§ **KUTIPAN**
Gerakan Konsumen Indonesia
The only thing necessary for the triumph of evil is for good men to do nothing. (Kejahatan hanya bisa terjadi ketika orang baik tidak berbuat apa-apa). ---Edmund Burke

Sekolah Dminta Tetap Siapkan Murid untuk Hadapi Unas 2010

Jum'at, 27 November 2009

DPR Desak Pemerintah Segera Tentukan Siap

JAKARTA - Keputusan Mahkamah Agung (MA) yang meminta pemerintah meninjau kembali pelaksanaan unas (ujian nasional) memunculkan pertanyaan apakah unas tahun depan (2010) tetap dilaksanakan atau dibatalkan. Menanggapi hal ini, Menteri Pendidikan Nasional (Mendiknas) Mohammad Nuh menegaskan, sebaiknya sekolah tetap menyiapkan murid-muridnya untuk menghadapi Unas 2010.

§ **TUGAS WAJIB**
Salin bagian artikel tentang Unas 2010 dari "DPR Desak Pemerintah" sampai "menghadapi Unas 2010.", termasuk kedua bagian itu, tanpa mengubah satu kata pun. Item yang ada tidak berkaitan dengan artikel tentang Unas 2010.

§ **ENTRI DATA**
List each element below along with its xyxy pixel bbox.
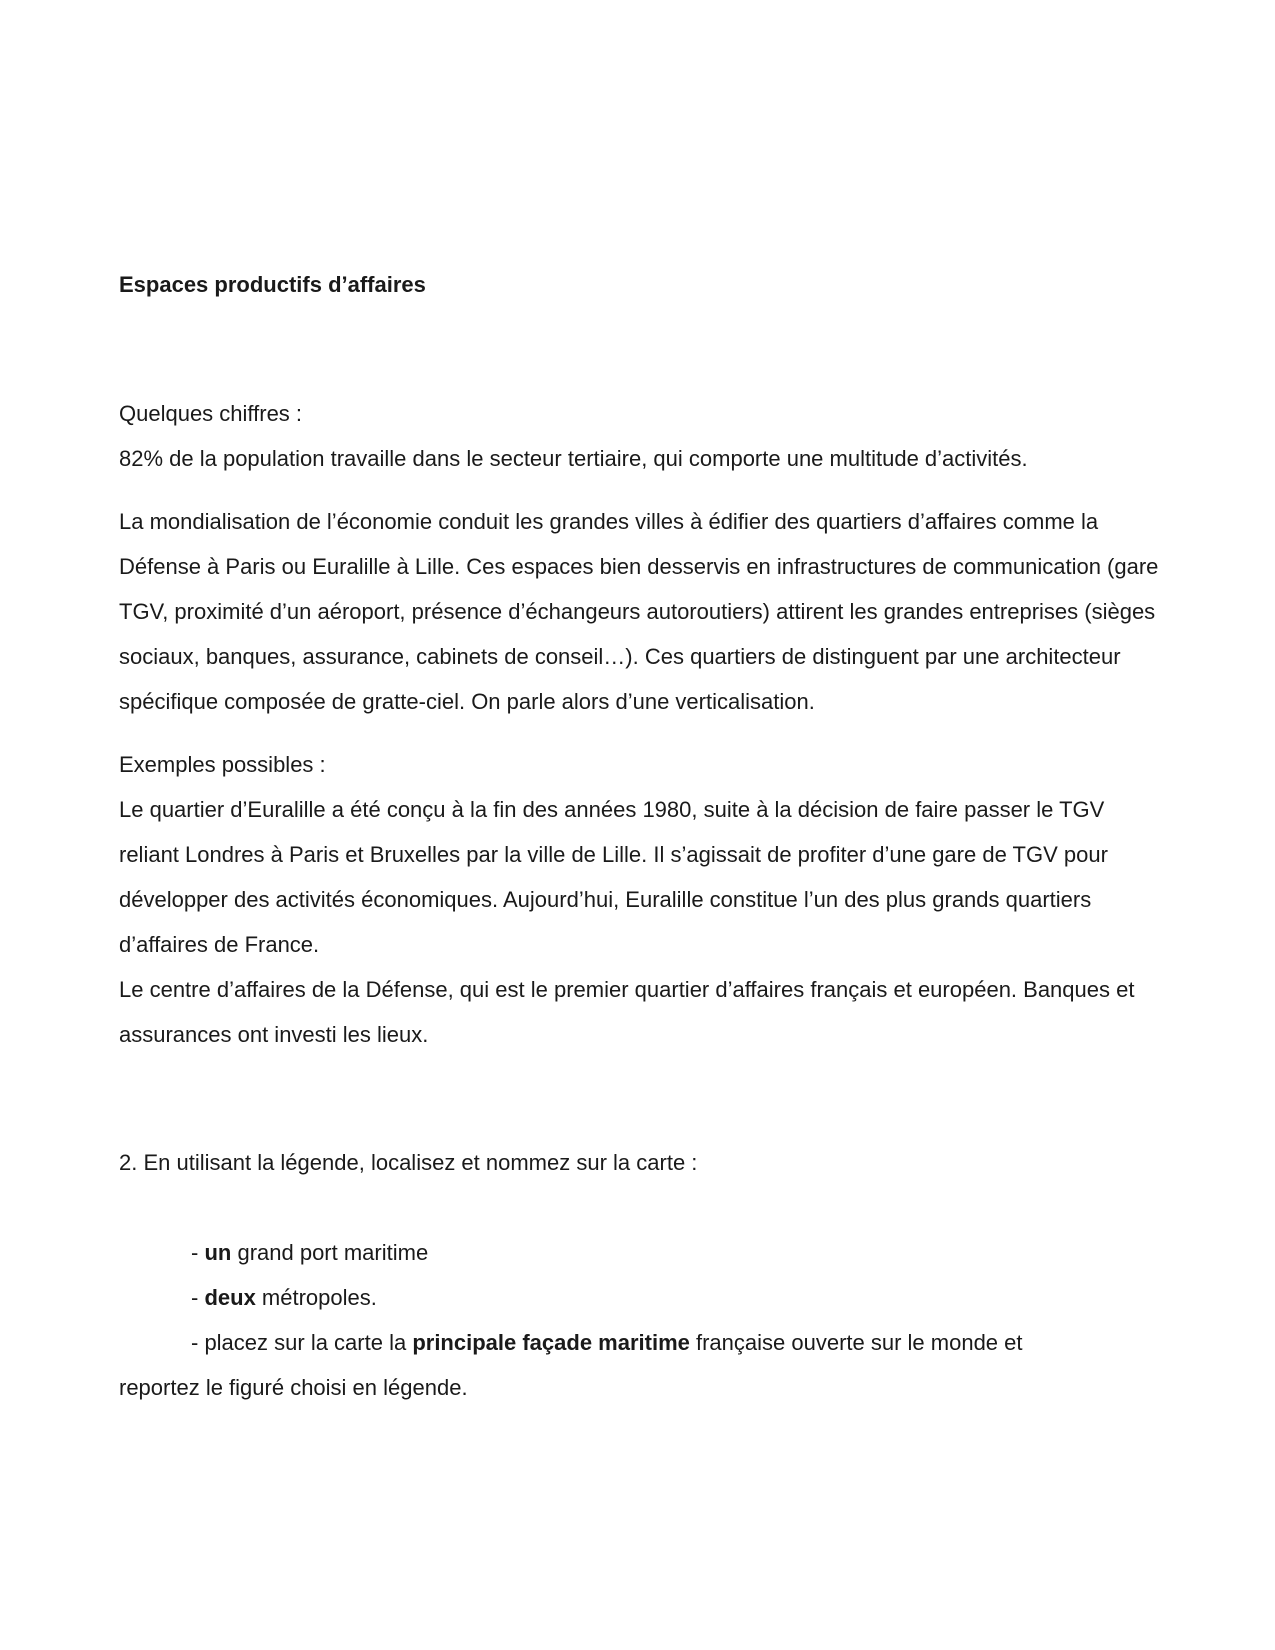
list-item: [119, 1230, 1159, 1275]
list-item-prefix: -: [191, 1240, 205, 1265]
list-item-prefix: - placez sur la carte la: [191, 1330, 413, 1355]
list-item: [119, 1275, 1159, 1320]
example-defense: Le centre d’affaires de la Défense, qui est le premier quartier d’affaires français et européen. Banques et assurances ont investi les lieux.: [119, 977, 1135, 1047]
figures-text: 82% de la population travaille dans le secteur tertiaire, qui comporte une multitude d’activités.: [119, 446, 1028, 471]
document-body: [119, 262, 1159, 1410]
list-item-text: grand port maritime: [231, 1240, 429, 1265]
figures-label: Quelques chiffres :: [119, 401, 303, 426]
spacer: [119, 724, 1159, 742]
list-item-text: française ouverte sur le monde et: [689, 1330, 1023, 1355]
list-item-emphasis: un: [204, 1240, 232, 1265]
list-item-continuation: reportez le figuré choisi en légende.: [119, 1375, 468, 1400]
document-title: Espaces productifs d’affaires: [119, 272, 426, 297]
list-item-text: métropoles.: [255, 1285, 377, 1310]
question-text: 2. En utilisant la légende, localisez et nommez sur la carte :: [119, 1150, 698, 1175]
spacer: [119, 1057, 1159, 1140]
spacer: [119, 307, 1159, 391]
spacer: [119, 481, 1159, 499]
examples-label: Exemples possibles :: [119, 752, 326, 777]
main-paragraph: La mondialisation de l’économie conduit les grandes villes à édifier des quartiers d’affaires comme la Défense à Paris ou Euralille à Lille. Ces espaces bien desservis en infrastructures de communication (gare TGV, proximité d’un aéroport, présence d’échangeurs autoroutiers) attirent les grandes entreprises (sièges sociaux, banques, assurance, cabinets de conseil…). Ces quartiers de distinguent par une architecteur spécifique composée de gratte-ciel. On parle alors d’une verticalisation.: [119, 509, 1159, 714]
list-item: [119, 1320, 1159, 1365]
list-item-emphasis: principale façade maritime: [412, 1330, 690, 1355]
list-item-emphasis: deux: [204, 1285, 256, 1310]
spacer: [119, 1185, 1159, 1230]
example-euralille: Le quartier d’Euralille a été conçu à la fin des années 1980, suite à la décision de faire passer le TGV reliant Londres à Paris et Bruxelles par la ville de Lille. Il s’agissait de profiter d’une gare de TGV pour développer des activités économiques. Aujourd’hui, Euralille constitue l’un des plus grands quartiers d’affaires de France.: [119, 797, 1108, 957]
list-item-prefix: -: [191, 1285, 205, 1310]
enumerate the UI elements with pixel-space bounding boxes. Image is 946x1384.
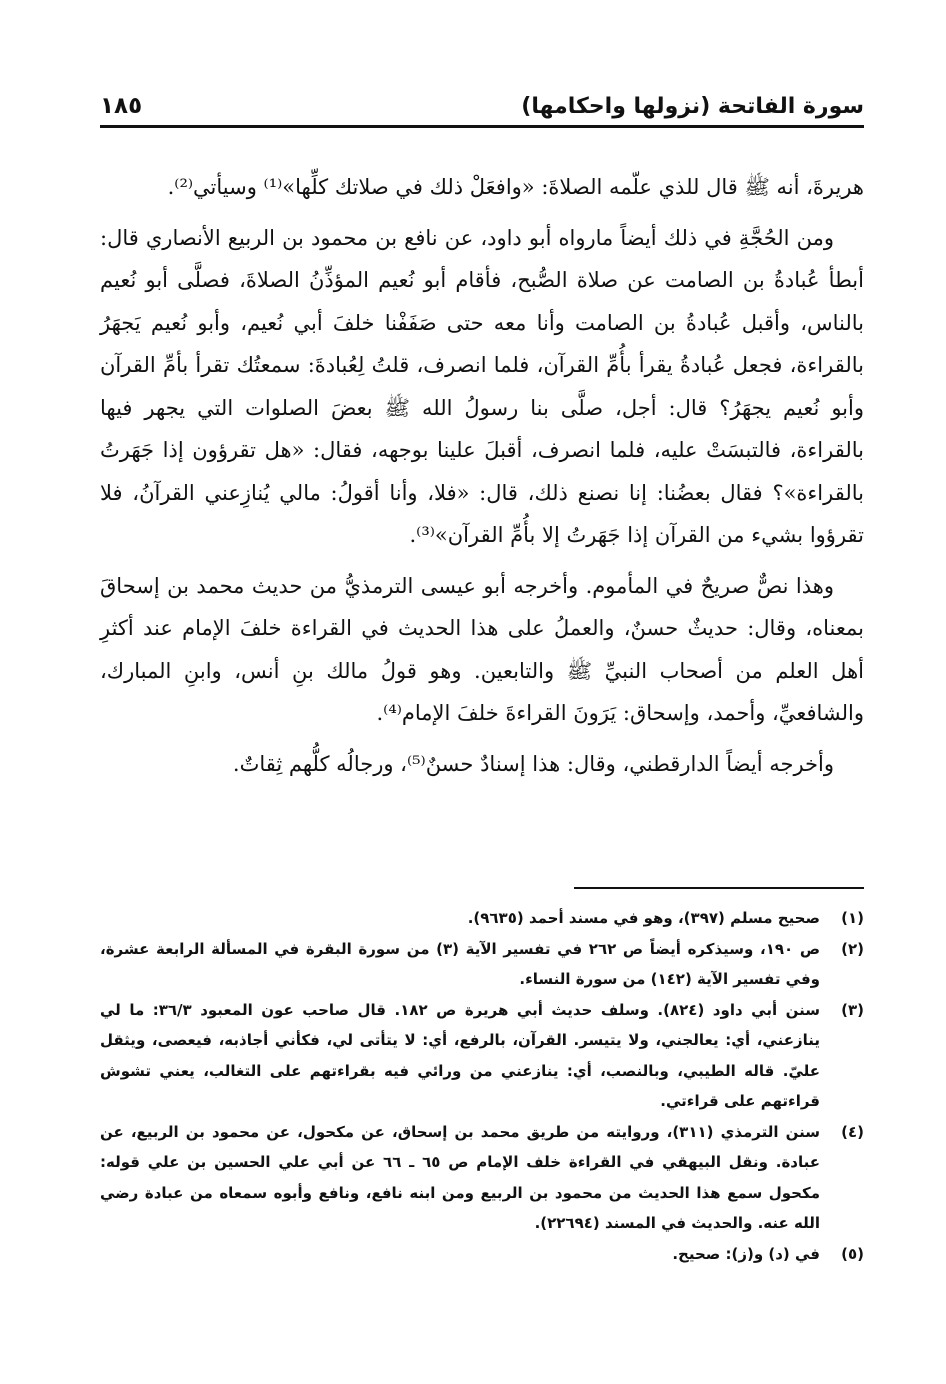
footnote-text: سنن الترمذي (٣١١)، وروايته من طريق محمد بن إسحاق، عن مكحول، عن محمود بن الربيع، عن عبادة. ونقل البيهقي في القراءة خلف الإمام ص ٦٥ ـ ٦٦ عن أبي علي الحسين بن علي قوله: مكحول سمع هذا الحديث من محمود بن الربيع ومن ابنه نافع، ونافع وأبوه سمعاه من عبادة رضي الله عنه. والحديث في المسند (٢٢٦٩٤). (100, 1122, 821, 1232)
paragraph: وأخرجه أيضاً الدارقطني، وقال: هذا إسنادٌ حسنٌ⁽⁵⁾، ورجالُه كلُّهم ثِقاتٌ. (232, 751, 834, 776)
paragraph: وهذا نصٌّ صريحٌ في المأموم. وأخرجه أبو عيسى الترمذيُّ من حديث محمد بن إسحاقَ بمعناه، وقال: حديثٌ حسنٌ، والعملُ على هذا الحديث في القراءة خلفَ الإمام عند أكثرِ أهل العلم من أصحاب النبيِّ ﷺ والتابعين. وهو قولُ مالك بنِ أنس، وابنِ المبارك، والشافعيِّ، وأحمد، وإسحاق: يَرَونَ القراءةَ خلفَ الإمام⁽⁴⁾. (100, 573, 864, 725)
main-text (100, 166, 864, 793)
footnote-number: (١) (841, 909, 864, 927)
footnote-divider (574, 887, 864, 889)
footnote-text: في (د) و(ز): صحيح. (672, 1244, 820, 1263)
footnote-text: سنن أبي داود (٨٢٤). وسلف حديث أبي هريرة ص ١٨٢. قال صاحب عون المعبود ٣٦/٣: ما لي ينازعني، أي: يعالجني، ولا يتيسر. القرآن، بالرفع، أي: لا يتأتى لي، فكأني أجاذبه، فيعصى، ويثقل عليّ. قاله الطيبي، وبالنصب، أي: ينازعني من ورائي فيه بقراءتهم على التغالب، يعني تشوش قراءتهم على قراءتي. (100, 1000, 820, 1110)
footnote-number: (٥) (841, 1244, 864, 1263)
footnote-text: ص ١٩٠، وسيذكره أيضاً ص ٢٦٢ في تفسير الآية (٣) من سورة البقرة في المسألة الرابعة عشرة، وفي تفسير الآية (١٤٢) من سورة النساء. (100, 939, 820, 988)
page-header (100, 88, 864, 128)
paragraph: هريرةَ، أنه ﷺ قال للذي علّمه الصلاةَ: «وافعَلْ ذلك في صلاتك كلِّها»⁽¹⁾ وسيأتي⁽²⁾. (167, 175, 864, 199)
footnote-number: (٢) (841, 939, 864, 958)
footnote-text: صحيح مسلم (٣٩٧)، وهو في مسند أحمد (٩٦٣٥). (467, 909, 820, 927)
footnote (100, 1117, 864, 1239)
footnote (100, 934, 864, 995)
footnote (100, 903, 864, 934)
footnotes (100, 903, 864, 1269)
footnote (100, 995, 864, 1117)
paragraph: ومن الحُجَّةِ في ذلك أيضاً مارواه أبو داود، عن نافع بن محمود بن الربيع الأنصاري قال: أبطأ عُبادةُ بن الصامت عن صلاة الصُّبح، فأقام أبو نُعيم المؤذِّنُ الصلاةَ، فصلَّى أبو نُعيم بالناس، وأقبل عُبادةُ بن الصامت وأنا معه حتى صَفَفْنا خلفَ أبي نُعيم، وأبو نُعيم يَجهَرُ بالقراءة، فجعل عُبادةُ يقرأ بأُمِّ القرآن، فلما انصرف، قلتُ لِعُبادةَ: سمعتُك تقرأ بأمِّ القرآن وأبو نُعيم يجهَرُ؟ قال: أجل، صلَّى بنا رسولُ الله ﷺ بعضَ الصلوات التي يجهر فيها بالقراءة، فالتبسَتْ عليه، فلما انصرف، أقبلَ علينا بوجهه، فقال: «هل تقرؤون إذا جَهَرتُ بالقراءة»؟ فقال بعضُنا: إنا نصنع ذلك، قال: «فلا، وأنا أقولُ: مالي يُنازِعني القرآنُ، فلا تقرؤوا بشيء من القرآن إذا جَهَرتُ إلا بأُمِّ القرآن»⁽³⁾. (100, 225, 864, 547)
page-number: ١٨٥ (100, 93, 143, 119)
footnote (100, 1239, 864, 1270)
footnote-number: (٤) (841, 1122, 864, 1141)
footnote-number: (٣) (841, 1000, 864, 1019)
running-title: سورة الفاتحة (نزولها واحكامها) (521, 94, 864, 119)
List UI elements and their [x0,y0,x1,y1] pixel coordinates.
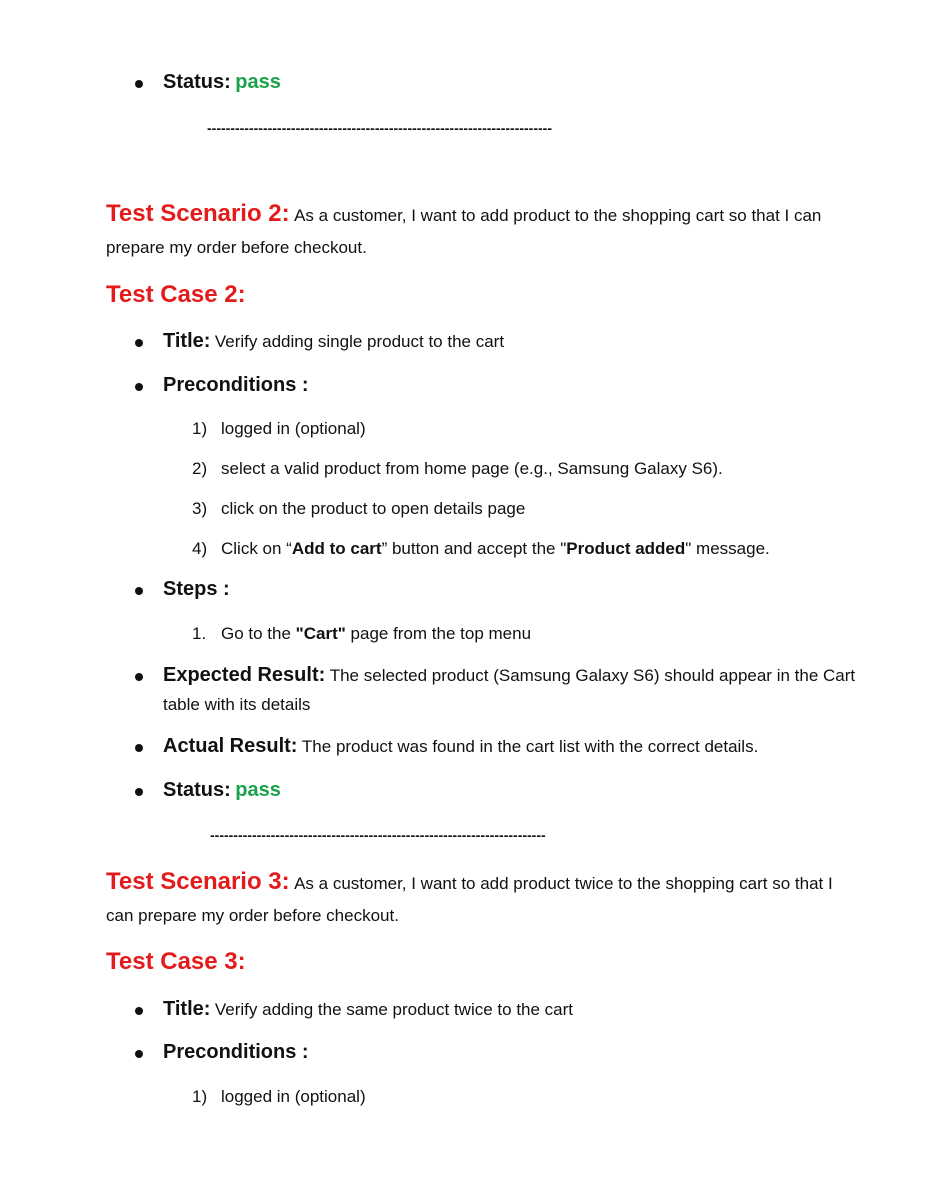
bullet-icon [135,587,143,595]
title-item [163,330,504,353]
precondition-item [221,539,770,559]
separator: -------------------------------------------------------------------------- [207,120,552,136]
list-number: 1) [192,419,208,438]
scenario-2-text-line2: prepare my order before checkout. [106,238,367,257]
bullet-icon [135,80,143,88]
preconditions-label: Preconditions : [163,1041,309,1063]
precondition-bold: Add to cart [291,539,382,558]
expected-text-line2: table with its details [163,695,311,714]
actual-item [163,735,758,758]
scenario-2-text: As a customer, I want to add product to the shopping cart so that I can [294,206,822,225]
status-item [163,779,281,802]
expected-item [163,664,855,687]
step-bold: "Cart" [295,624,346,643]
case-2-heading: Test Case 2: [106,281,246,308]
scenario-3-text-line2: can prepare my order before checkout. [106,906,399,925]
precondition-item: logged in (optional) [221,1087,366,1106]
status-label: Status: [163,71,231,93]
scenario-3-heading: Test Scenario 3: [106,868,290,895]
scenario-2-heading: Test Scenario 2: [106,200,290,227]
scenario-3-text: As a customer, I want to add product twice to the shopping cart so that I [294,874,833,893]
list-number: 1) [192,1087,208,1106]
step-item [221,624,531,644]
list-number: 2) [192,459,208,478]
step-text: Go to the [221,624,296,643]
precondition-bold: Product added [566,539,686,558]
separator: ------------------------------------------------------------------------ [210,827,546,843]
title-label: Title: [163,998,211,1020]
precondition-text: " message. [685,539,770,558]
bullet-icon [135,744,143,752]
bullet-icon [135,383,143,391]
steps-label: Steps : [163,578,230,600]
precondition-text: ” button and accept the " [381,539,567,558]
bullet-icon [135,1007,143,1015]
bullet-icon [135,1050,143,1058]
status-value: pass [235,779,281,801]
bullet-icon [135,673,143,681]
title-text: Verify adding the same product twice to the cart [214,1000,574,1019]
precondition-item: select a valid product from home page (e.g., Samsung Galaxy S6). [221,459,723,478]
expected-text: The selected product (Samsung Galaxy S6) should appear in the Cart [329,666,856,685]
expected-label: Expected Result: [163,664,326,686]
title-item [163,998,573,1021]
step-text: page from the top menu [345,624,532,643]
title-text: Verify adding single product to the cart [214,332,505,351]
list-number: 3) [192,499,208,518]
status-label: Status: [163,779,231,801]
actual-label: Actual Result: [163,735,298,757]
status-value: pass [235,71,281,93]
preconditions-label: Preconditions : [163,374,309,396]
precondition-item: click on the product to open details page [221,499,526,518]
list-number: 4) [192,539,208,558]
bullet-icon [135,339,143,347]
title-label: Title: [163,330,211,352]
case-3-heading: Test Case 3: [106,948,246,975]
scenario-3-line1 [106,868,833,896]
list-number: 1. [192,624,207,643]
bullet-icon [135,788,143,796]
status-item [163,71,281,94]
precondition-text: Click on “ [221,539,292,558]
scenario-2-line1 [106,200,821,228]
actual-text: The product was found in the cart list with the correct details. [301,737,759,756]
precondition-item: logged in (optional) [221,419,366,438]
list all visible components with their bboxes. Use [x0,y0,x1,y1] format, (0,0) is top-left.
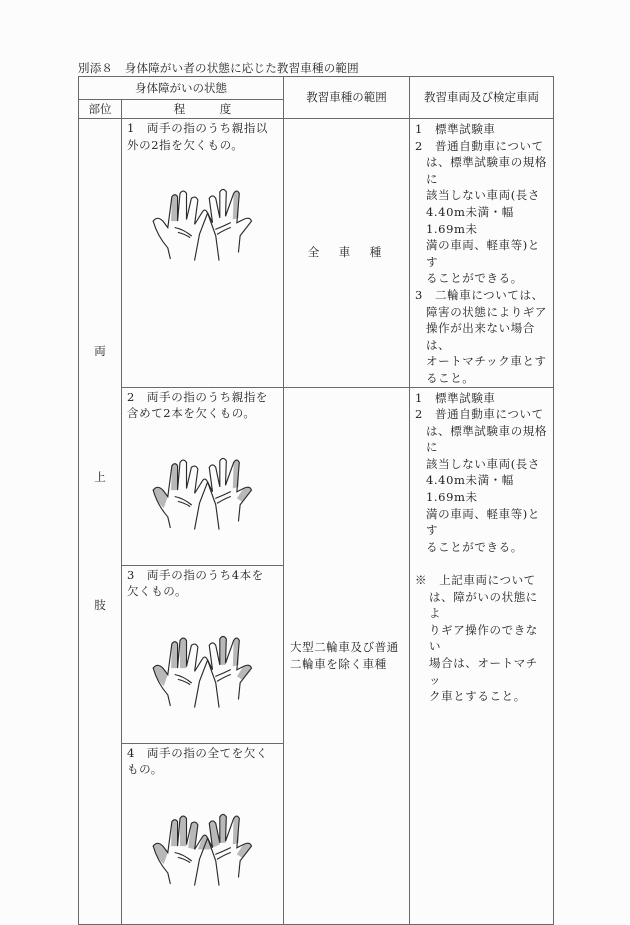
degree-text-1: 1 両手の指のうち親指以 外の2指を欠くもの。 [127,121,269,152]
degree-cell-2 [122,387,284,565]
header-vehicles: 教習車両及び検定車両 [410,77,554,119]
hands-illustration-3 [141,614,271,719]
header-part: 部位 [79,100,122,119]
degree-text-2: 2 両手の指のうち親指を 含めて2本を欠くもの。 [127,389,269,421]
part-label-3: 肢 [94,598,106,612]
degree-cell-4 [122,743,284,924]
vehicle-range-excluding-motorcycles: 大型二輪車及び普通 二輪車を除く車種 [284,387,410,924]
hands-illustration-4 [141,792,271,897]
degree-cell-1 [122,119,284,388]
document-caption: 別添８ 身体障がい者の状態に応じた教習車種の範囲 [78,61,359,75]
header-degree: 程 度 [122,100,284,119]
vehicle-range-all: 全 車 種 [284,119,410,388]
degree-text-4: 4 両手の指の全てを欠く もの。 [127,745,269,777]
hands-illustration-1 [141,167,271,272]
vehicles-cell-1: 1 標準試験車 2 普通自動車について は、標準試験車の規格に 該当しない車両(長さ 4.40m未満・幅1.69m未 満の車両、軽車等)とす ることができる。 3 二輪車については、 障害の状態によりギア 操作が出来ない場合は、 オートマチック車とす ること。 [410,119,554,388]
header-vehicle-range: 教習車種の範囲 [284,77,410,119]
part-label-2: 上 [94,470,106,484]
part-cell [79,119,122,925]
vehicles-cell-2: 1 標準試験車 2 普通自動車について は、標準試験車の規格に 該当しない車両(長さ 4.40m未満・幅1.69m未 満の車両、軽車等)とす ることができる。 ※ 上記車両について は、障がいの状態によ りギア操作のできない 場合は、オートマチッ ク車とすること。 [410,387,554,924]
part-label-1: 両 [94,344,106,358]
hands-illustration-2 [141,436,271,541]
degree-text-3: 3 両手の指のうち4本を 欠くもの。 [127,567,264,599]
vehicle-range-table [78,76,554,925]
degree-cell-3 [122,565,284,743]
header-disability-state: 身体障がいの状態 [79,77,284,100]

§ **JAWABAN TUGAS**
DPR Desak Pemerintah Segera Tentukan Siap

JAKARTA - Keputusan Mahkamah Agung (MA) yang meminta pemerintah meninjau kembali pelaksanaan unas (ujian nasional) memunculkan pertanyaan apakah unas tahun depan (2010) tetap dilaksanakan atau dibatalkan. Menanggapi hal ini, Menteri Pendidikan Nasional (Mendiknas) Mohammad Nuh menegaskan, sebaiknya sekolah tetap menyiapkan murid-muridnya untuk menghadapi Unas 2010.